Items listed in a dataset
>> start

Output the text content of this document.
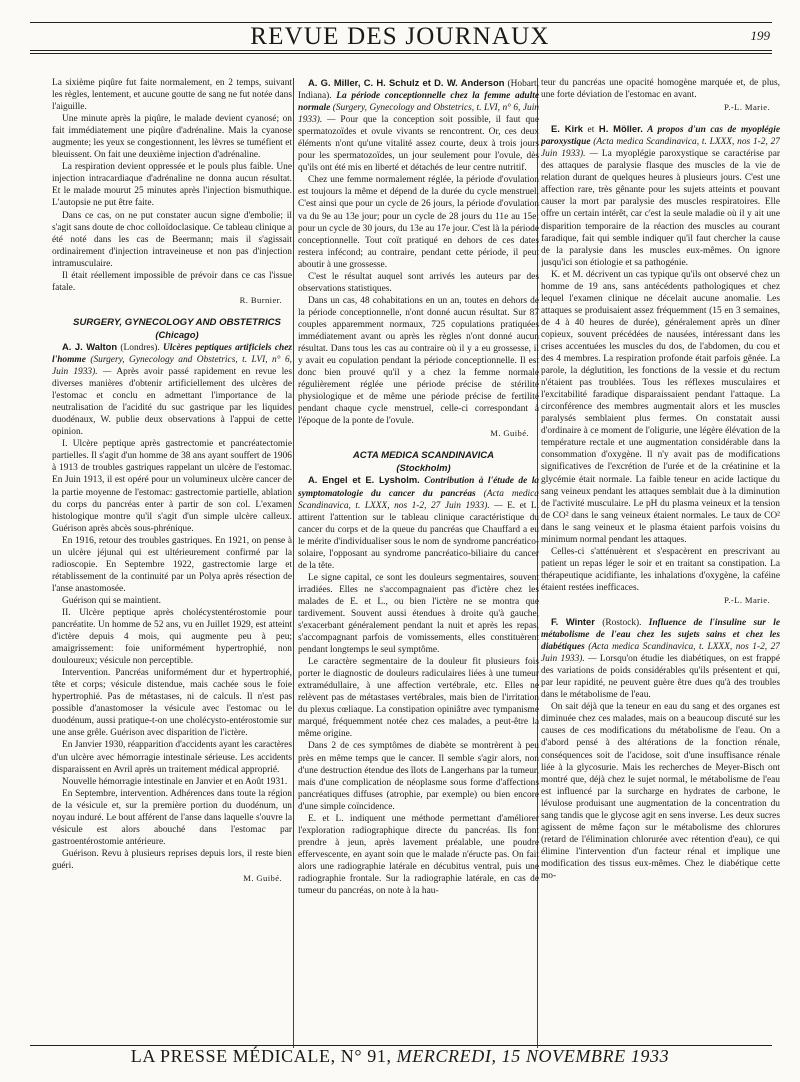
REVUE DES JOURNAUX	199

La sixième piqûre fut faite normalement, en 2 temps, suivant les règles, lentement, et aucune goutte de sang ne fut notée dans l'aiguille.

Une minute après la piqûre, le malade devient cyanosé; on fait immédiatement une piqûre d'adrénaline. Mais la cyanose augmente; les yeux se congestionnent, les lèvres se tuméfient et bleuissent. On fait une deuxième injection d'adrénaline.

La respiration devient oppressée et le pouls plus faible. Une injection intracardiaque d'adrénaline ne donna aucun résultat. Et le malade mourut 25 minutes après l'injection bismuthique. L'autopsie ne put être faite.

Dans ce cas, on ne put constater aucun signe d'embolie; il s'agit sans doute de choc colloïdoclasique. Ce tableau clinique a été noté dans les cas de Beermann; mais il s'agissait ordinairement d'injection intraveineuse et non pas d'injection intramusculaire.

Il était réellement impossible de prévoir dans ce cas l'issue fatale.

R. Burnier.

SURGERY, GYNECOLOGY AND OBSTETRICS

(Chicago)

A. J. Walton (Londres). Ulcères peptiques artificiels chez l'homme (Surgery, Gynecology and Obstetrics, t. LVI, n° 6, Juin 1933). — Après avoir passé rapidement en revue les diverses manières d'obtenir artificiellement des ulcères de l'estomac et conclu en admettant l'importance de la neutralisation de l'acidité du suc gastrique par les liquides duodénaux, W. publie deux observations à l'appui de cette opinion.

I. Ulcère peptique après gastrectomie et pancréatectomie partielles. Il s'agit d'un homme de 38 ans ayant souffert de 1906 à 1913 de troubles gastriques rappelant un ulcère de l'estomac. En Juin 1913, il est opéré pour un volumineux ulcère cancer de la partie moyenne de l'estomac: gastrectomie partielle, ablation du corps du pancréas enter à partir de son col. L'examen histologique montre qu'il s'agit d'un simple ulcère calleux. Guérison après abcès sous-phrénique.

En 1916, retour des troubles gastriques. En 1921, on pense à un ulcère jéjunal qui est ultérieurement confirmé par la radioscopie. En Septembre 1922, gastrectomie large et rétablissement de la continuité par un Polya après résection de l'anse anastomosée.

Guérison qui se maintient.

II. Ulcère peptique après cholécystentérostomie pour pancréatite. Un homme de 52 ans, vu en Juillet 1929, est atteint d'ictère depuis 4 mois, qui augmente peu à peu; amaigrissement: foie uniformément hypertrophié, non douloureux; vésicule non perceptible.

Intervention. Pancréas uniformément dur et hypertrophié, tête et corps; vésicule distendue, mais cachée sous le foie hypertrophié. Pas de métastases, ni de calculs. Il n'est pas possible d'anastomoser la vésicule avec l'estomac ou le duodénum, aussi pratique-t-on une cholécysto-entérostomie sur une anse grêle. Guérison avec disparition de l'ictère.

En Janvier 1930, réapparition d'accidents ayant les caractères d'un ulcère avec hémorragie intestinale sérieuse. Les accidents disparaissent en Avril après un traitement médical approprié.

Nouvelle hémorragie intestinale en Janvier et en Août 1931.

En Septembre, intervention. Adhérences dans toute la région de la vésicule et, sur la première portion du duodénum, un noyau induré. Le bout afférent de l'anse dans laquelle s'ouvre la vésicule est alors abouché dans l'estomac par gastroentérostomie antérieure.

Guérison. Revu à plusieurs reprises depuis lors, il reste bien guéri.

M. Guibé.

A. G. Miller, C. H. Schulz et D. W. Anderson (Hobart, Indiana). La période conceptionnelle chez la femme adulte normale (Surgery, Gynecology and Obstetrics, t. LVI, n° 6, Juin 1933). — Pour que la conception soit possible, il faut que spermatozoïdes et ovule vivants se rencontrent. Or, ces deux éléments n'ont qu'une vitalité assez courte, deux à trois jours pour les spermatozoïdes, un jour seulement pour l'ovule, dès qu'ils ont été mis en liberté et détachés de leur centre nutritif.

Chez une femme normalement réglée, la période d'ovulation est toujours la même et dépend de la durée du cycle menstruel. C'est ainsi que pour un cycle de 26 jours, la période d'ovulation va du 9e au 13e jour; pour un cycle de 28 jours du 11e au 15e; pour un cycle de 30 jours, du 13e au 17e jour. C'est là la période conceptionnelle. Tout coït pratiqué en dehors de ces dates restera infécond; au contraire, pendant cette période, il peut aboutir à une grossesse.

C'est le résultat auquel sont arrivés les auteurs par des observations statistiques.

Dans un cas, 48 cohabitations en un an, toutes en dehors de la période conceptionnelle, n'ont donné aucun résultat. Sur 87 couples apparemment normaux, 725 copulations pratiquées immédiatement avant ou après les règles n'ont donné aucun résultat. Dans tous les cas au contraire où il y a eu grossesse, il y avait eu copulation pendant la période conceptionnelle. Il est donc bien prouvé qu'il y a chez la femme normale régulièrement réglée une période précise de stérilité physiologique et de même une période précise de fertilité pendant chaque cycle menstruel, celle-ci correspondant à l'époque de la ponte de l'ovule.

M. Guibé.

ACTA MEDICA SCANDINAVICA

(Stockholm)

A. Engel et E. Lysholm. Contribution à l'étude de la symptomatologie du cancer du pancréas (Acta medica Scandinavica, t. LXXX, nos 1-2, 27 Juin 1933). — E. et L. attirent l'attention sur le tableau clinique caractéristique du cancer du corps et de la queue du pancréas que Chauffard a eu le mérite d'individualiser sous le nom de syndrome pancréatico-solaire, l'opposant au syndrome pancréatico-biliaire du cancer de la tête.

Le signe capital, ce sont les douleurs segmentaires, souvent irradiées. Elles ne s'accompagnaient pas d'ictère chez les malades de E. et L., ou bien l'ictère ne se montra que tardivement. Souvent aussi étendues à droite qu'à gauche, s'exacerbant généralement pendant la nuit et après les repas, s'accompagnant parfois de vomissements, elles constituèrent pendant longtemps le seul symptôme.

Le caractère segmentaire de la douleur fit plusieurs fois porter le diagnostic de douleurs radiculaires liées à une tumeur extramédullaire, à une affection vertébrale, etc. Elles ne relèvent pas de métastases vertébrales, mais bien de l'irritation du plexus cœliaque. La constipation opiniâtre avec tympanisme marqué, fréquemment notée chez ces malades, a peut-être la même origine.

Dans 2 de ces symptômes de diabète se montrèrent à peu près en même temps que le cancer. Il semble s'agir alors, non d'une destruction étendue des îlots de Langerhans par la tumeur, mais d'une complication de néoplasme sous forme d'affections pancréatiques diffuses (atrophie, par exemple) ou bien encore d'une simple coïncidence.

E. et L. indiquent une méthode permettant d'améliorer l'exploration radiographique directe du pancréas. Ils font prendre à jeun, après lavement préalable, une poudre effervescente, en ayant soin que le malade n'éructe pas. On fait alors une radiographie latérale en décubitus ventral, puis une radiographie frontale. Sur la radiographie latérale, en cas de tumeur du pancréas, on note à la hau-

teur du pancréas une opacité homogène marquée et, de plus, une forte déviation de l'estomac en avant.

P.-L. Marie.

E. Kirk et H. Möller. A propos d'un cas de myoplégie paroxystique (Acta medica Scandinavica, t. LXXX, nos 1-2, 27 Juin 1933). — La myoplégie paroxystique se caractérise par des attaques de paralysie flasque des muscles de la vie de relation durant de quelques heures à plusieurs jours. C'est une affection rare, très gênante pour les sujets atteints et pouvant causer la mort par paralysie des muscles respiratoires. Elle offre un certain intérêt, car c'est la seule maladie où il y ait une disparition temporaire de la réaction des muscles au courant faradique, fait qui semble indiquer qu'il faut chercher la cause de la paralysie dans les muscles eux-mêmes. On ignore jusqu'ici son étiologie et sa pathogénie.

K. et M. décrivent un cas typique qu'ils ont observé chez un homme de 19 ans, sans antécédents pathologiques et chez lequel l'examen clinique ne décelait aucune anomalie. Les attaques se produisaient assez fréquemment (15 en 3 semaines, de 4 à 40 heures de durée), généralement après un dîner copieux, souvent précédées de nausées, intéressant dans les crises accentuées les muscles du dos, de l'abdomen, du cou et des 4 membres. La respiration profonde était parfois gênée. La parole, la déglutition, les fonctions de la vessie et du rectum n'étaient pas troublées. Tous les réflexes musculaires et l'excitabilité faradique disparaissaient pendant l'attaque. La circonférence des membres augmentait alors et les muscles paralysés semblaient plus fermes. On constatait aussi d'ordinaire à ce moment de l'oligurie, une légère élévation de la température rectale et une augmentation considérable dans la consommation d'oxygène. Il n'y avait pas de modifications significatives de l'excrétion de l'urée et de la créatinine et la glycémie était normale. La faible teneur en acide lactique du sang veineux pendant les attaques semblait due à la diminution de l'activité musculaire. Le pH du plasma veineux et la tension de CO² dans le sang veineux étaient normales. Le taux de CO² dans le sang veineux et le plasma étaient parfois voisins du minimum normal pendant les attaques.

Celles-ci s'atténuèrent et s'espacèrent en prescrivant au patient un repas léger le soir et en traitant sa constipation. La thérapeutique acidifiante, les inhalations d'oxygène, la caféine étaient restées inefficaces.

P.-L. Marie.

F. Winter (Rostock). Influence de l'insuline sur le métabolisme de l'eau chez les sujets sains et chez les diabétiques (Acta medica Scandinavica, t. LXXX, nos 1-2, 27 Juin 1933). — Lorsqu'on étudie les diabétiques, on est frappé des variations de poids considérables qu'ils présentent et qui, par leur rapidité, ne peuvent guère être dues qu'à des troubles dans le métabolisme de l'eau.

On sait déjà que la teneur en eau du sang et des organes est diminuée chez ces malades, mais on a beaucoup discuté sur les causes de ces modifications du métabolisme de l'eau. On a d'abord pensé à des altérations de la fonction rénale, conséquences soit de l'acidose, soit d'une insuffisance rénale liée à la glycosurie. Mais les recherches de Meyer-Bisch ont montré que, déjà chez le sujet normal, le métabolisme de l'eau est influencé par la surcharge en hydrates de carbone, le lévulose produisant une augmentation de la concentration du sang tandis que le glycose agit en sens inverse. Les deux sucres agissent de même façon sur le métabolisme des chlorures (retard de l'élimination chlorurée avec rétention d'eau), ce qui élimine l'intervention d'un facteur rénal et implique une modification des tissus eux-mêmes. Chez le diabétique cette mo-

LA PRESSE MÉDICALE, N° 91, MERCREDI, 15 NOVEMBRE 1933
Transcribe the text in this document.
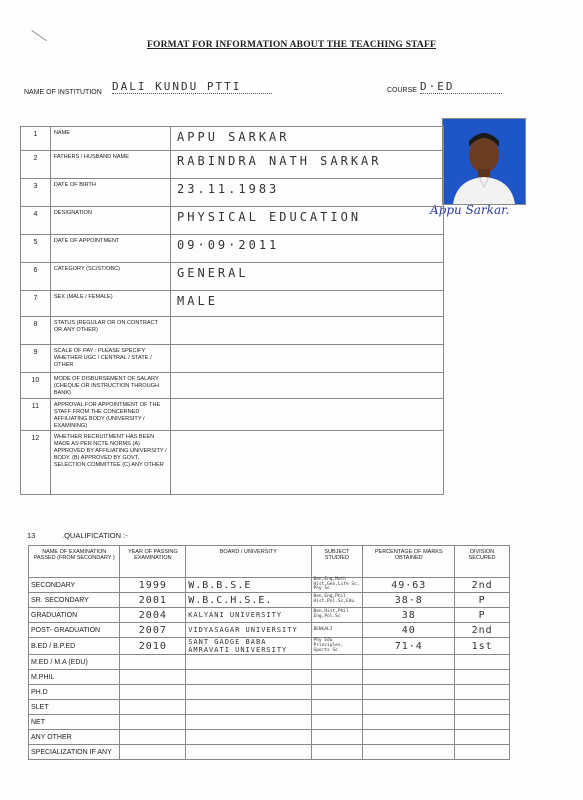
FORMAT FOR INFORMATION ABOUT THE TEACHING STAFF
NAME OF INSTITUTION DALI KUNDU PTTI	COURSE D·ED
Appu Sarkar.
1	NAME	APPU SARKAR
2	FATHERS / HUSBAND NAME	RABINDRA NATH SARKAR
3	DATE OF BIRTH	23.11.1983
4	DESIGNATION	PHYSICAL EDUCATION
5	DATE OF APPOINTMENT	09·09·2011
6	CATEGORY (SC/ST/OBC)	GENERAL
7	SEX (MALE / FEMALE)	MALE
8	STATUS (REGULAR OR ON CONTRACT OR ANY OTHER)	
9	SCALE OF PAY : PLEASE SPECIFY WHETHER UGC / CENTRAL / STATE / OTHER	
10	MODE OF DISBURSEMENT OF SALARY (CHEQUE OR INSTRUCTION THROUGH BANK)	
11	APPROVAL FOR APPOINTMENT OF THE STAFF FROM THE CONCERNED AFFILIATING BODY (UNIVERSITY / EXAMINING)	
12	WHETHER RECRUITMENT HAS BEEN MADE AS PER NCTE NORMS (A) APPROVED BY AFFILIATING UNIVERSITY / BODY. (B) APPROVED BY GOVT. SELECTION COMMITTEE (C) ANY OTHER	
13	.QUALIFICATION :-
NAME OF EXAMINATION PASSED (FROM SECONDARY )	YEAR OF PASSING EXAMINATION	BOARD / UNIVERSITY	SUBJECT STUDIED	PERCENTAGE OF MARKS OBTAINED	DIVISION SECURED
SECONDARY	1999	W.B.B.S.E	Ben,Eng,Math Hist,Geo,Life Sc, Phy Sc	49·63	2nd
SR. SECONDARY	2001	W.B.C.H.S.E.	Ben,Eng,Phil Hist,Pol.Sc,Edu	38·8	P
GRADUATION	2004	KALYANI UNIVERSITY	Ben,Hist,Phil Eng,Pol.Sc	38	P
POST- GRADUATION	2007	VIDYASAGAR UNIVERSITY	BENGALI	40	2nd
B.ED / B.P.ED	2010	SANT GADGE BABA AMRAVATI UNIVERSITY	Phy Edu Principles, Sports Sc	71·4	1st
M.ED / M.A (EDU)					
M.PHIL					
PH.D					
SLET					
NET					
ANY OTHER					
SPECIALIZATION IF ANY					
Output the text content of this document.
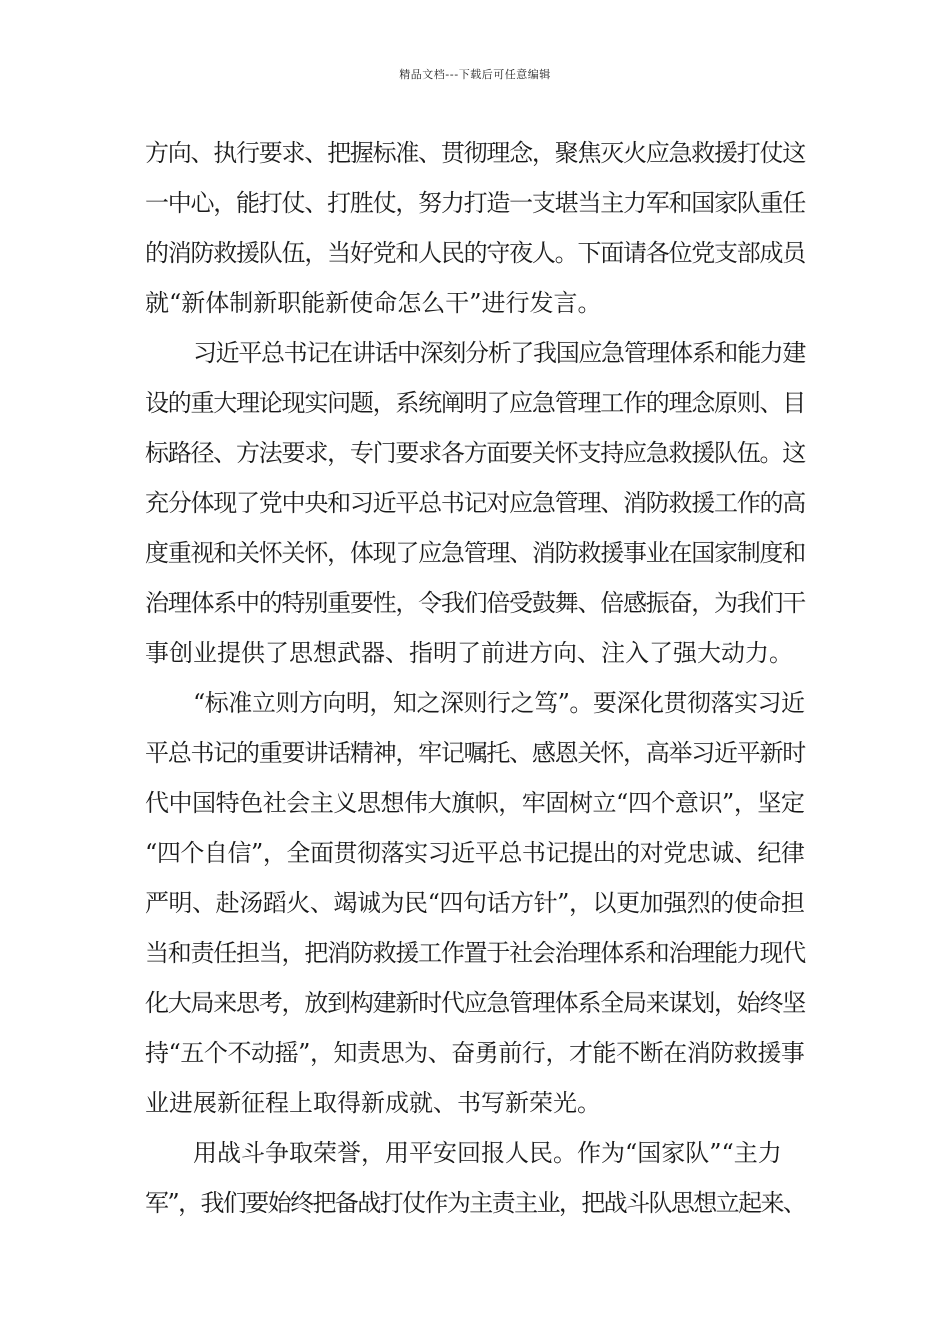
精品文档---下载后可任意编辑
方向、执行要求、把握标准、贯彻理念，聚焦灭火应急救援打仗这
一中心，能打仗、打胜仗，努力打造一支堪当主力军和国家队重任
的消防救援队伍，当好党和人民的守夜人。下面请各位党支部成员
就“新体制新职能新使命怎么干”进行发言。
习近平总书记在讲话中深刻分析了我国应急管理体系和能力建
设的重大理论现实问题，系统阐明了应急管理工作的理念原则、目
标路径、方法要求，专门要求各方面要关怀支持应急救援队伍。这
充分体现了党中央和习近平总书记对应急管理、消防救援工作的高
度重视和关怀关怀，体现了应急管理、消防救援事业在国家制度和
治理体系中的特别重要性，令我们倍受鼓舞、倍感振奋，为我们干
事创业提供了思想武器、指明了前进方向、注入了强大动力。
“标准立则方向明，知之深则行之笃”。要深化贯彻落实习近
平总书记的重要讲话精神，牢记嘱托、感恩关怀，高举习近平新时
代中国特色社会主义思想伟大旗帜，牢固树立“四个意识”，坚定
“四个自信”，全面贯彻落实习近平总书记提出的对党忠诚、纪律
严明、赴汤蹈火、竭诚为民“四句话方针”，以更加强烈的使命担
当和责任担当，把消防救援工作置于社会治理体系和治理能力现代
化大局来思考，放到构建新时代应急管理体系全局来谋划，始终坚
持“五个不动摇”，知责思为、奋勇前行，才能不断在消防救援事
业进展新征程上取得新成就、书写新荣光。
用战斗争取荣誉，用平安回报人民。作为“国家队”“主力
军”，我们要始终把备战打仗作为主责主业，把战斗队思想立起来、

>> end

What you are asked to do:
Return each line with "injection".

Result for this task:
Une minute après la piqûre, le malade devient cyanosé; on fait immédiatement une piqûre d'adrénaline. Mais la cyanose augmente; les yeux se congestionnent, les lèvres se tuméfient et bleuissent. On fait une deuxième injection d'adrénaline.
La respiration devient oppressée et le pouls plus faible. Une injection intracardiaque d'adrénaline ne donna aucun résultat. Et le malade mourut 25 minutes après l'injection bismuthique. L'autopsie ne put être faite.
Dans ce cas, on ne put constater aucun signe d'embolie; il s'agit sans doute de choc colloïdoclasique. Ce tableau clinique a été noté dans les cas de Beermann; mais il s'agissait ordinairement d'injection intraveineuse et non pas d'injection intramusculaire.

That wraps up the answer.